### WHAT YOU HAVE TO DO
Below is a listing; write it out exactly and drop any images from it.

### LISTED RECORDS

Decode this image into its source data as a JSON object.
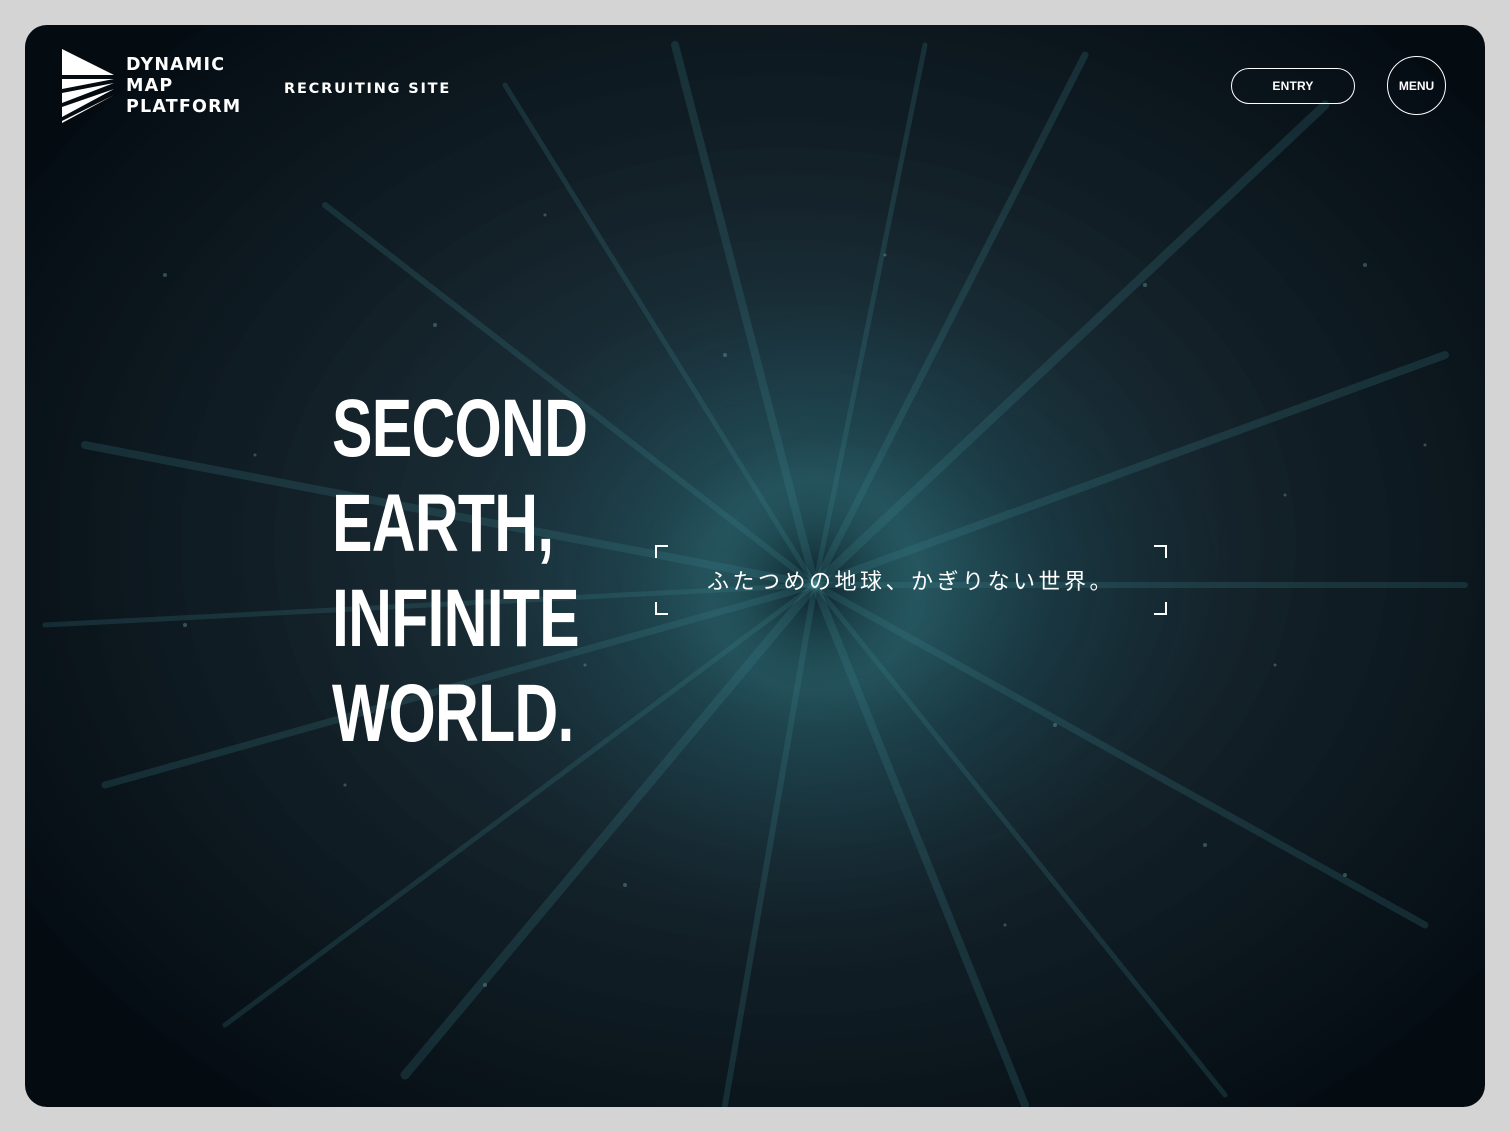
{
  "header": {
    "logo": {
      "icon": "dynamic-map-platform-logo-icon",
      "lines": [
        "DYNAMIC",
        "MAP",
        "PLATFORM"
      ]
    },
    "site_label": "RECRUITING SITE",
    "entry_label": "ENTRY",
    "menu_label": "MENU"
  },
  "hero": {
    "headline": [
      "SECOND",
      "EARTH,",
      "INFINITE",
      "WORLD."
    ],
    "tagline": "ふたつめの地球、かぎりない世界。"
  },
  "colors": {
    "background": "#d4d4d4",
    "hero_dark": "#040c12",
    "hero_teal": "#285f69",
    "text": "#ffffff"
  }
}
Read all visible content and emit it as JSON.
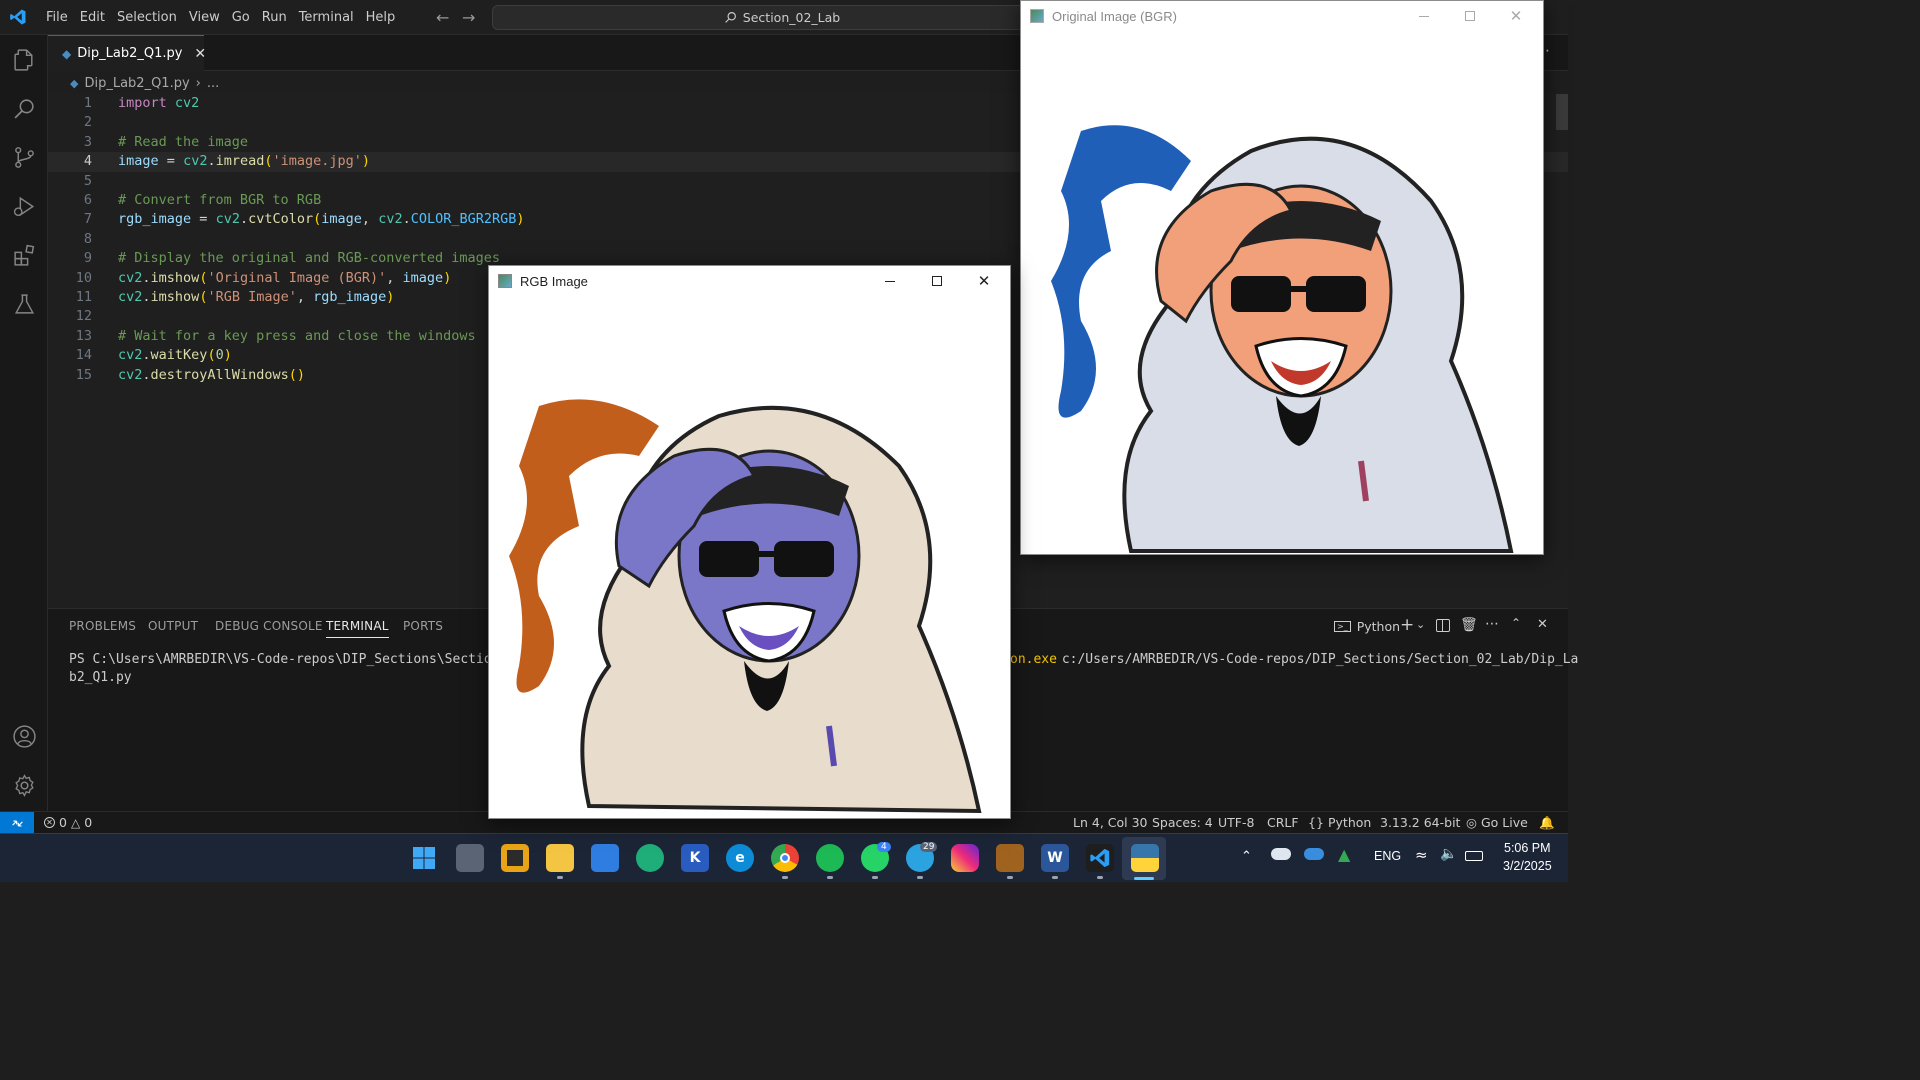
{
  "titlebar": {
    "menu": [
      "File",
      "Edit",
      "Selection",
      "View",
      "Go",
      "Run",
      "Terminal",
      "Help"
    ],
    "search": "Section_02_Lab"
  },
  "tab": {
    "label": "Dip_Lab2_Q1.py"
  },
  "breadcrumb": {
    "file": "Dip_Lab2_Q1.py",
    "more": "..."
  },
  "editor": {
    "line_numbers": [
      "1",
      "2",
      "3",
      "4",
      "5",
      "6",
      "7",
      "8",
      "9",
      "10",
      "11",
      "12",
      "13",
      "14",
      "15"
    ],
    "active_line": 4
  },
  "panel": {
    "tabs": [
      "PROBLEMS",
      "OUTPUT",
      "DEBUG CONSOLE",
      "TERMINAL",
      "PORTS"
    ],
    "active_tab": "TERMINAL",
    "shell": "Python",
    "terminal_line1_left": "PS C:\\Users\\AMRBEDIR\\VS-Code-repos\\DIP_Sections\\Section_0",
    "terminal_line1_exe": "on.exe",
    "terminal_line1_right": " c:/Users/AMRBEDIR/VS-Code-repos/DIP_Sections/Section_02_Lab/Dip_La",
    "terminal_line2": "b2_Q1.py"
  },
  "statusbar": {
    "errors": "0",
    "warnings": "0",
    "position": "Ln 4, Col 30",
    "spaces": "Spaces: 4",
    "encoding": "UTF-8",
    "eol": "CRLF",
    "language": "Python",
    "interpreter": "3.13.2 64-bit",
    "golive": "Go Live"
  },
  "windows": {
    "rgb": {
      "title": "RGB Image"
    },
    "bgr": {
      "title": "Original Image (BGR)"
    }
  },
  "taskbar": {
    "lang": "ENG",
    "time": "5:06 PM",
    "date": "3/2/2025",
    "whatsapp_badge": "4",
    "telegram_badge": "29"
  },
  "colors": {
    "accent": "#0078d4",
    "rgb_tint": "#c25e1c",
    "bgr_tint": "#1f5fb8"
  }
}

### TASK OUTPUT
Decode this image into its source data as a JSON object.
{
  "header": {
    "logo": {
      "icon": "dynamic-map-platform-logo-icon",
      "lines": [
        "DYNAMIC",
        "MAP",
        "PLATFORM"
      ]
    },
    "site_label": "RECRUITING SITE",
    "entry_label": "ENTRY",
    "menu_label": "MENU"
  },
  "hero": {
    "headline": [
      "SECOND",
      "EARTH,",
      "INFINITE",
      "WORLD."
    ],
    "tagline": "ふたつめの地球、かぎりない世界。"
  },
  "colors": {
    "background": "#d4d4d4",
    "hero_dark": "#040c12",
    "hero_teal": "#285f69",
    "text": "#ffffff"
  }
}
Read all visible content and emit it as JSON.
{
  "titlebar": {
    "menu": [
      "File",
      "Edit",
      "Selection",
      "View",
      "Go",
      "Run",
      "Terminal",
      "Help"
    ],
    "search": "Section_02_Lab"
  },
  "tab": {
    "label": "Dip_Lab2_Q1.py"
  },
  "breadcrumb": {
    "file": "Dip_Lab2_Q1.py",
    "more": "..."
  },
  "editor": {
    "line_numbers": [
      "1",
      "2",
      "3",
      "4",
      "5",
      "6",
      "7",
      "8",
      "9",
      "10",
      "11",
      "12",
      "13",
      "14",
      "15"
    ],
    "active_line": 4
  },
  "panel": {
    "tabs": [
      "PROBLEMS",
      "OUTPUT",
      "DEBUG CONSOLE",
      "TERMINAL",
      "PORTS"
    ],
    "active_tab": "TERMINAL",
    "shell": "Python",
    "terminal_line1_left": "PS C:\\Users\\AMRBEDIR\\VS-Code-repos\\DIP_Sections\\Section_0",
    "terminal_line1_exe": "on.exe",
    "terminal_line1_right": " c:/Users/AMRBEDIR/VS-Code-repos/DIP_Sections/Section_02_Lab/Dip_La",
    "terminal_line2": "b2_Q1.py"
  },
  "statusbar": {
    "errors": "0",
    "warnings": "0",
    "position": "Ln 4, Col 30",
    "spaces": "Spaces: 4",
    "encoding": "UTF-8",
    "eol": "CRLF",
    "language": "Python",
    "interpreter": "3.13.2 64-bit",
    "golive": "Go Live"
  },
  "windows": {
    "rgb": {
      "title": "RGB Image"
    },
    "bgr": {
      "title": "Original Image (BGR)"
    }
  },
  "taskbar": {
    "lang": "ENG",
    "time": "5:06 PM",
    "date": "3/2/2025",
    "whatsapp_badge": "4",
    "telegram_badge": "29"
  },
  "colors": {
    "accent": "#0078d4",
    "rgb_tint": "#c25e1c",
    "bgr_tint": "#1f5fb8"
  }
}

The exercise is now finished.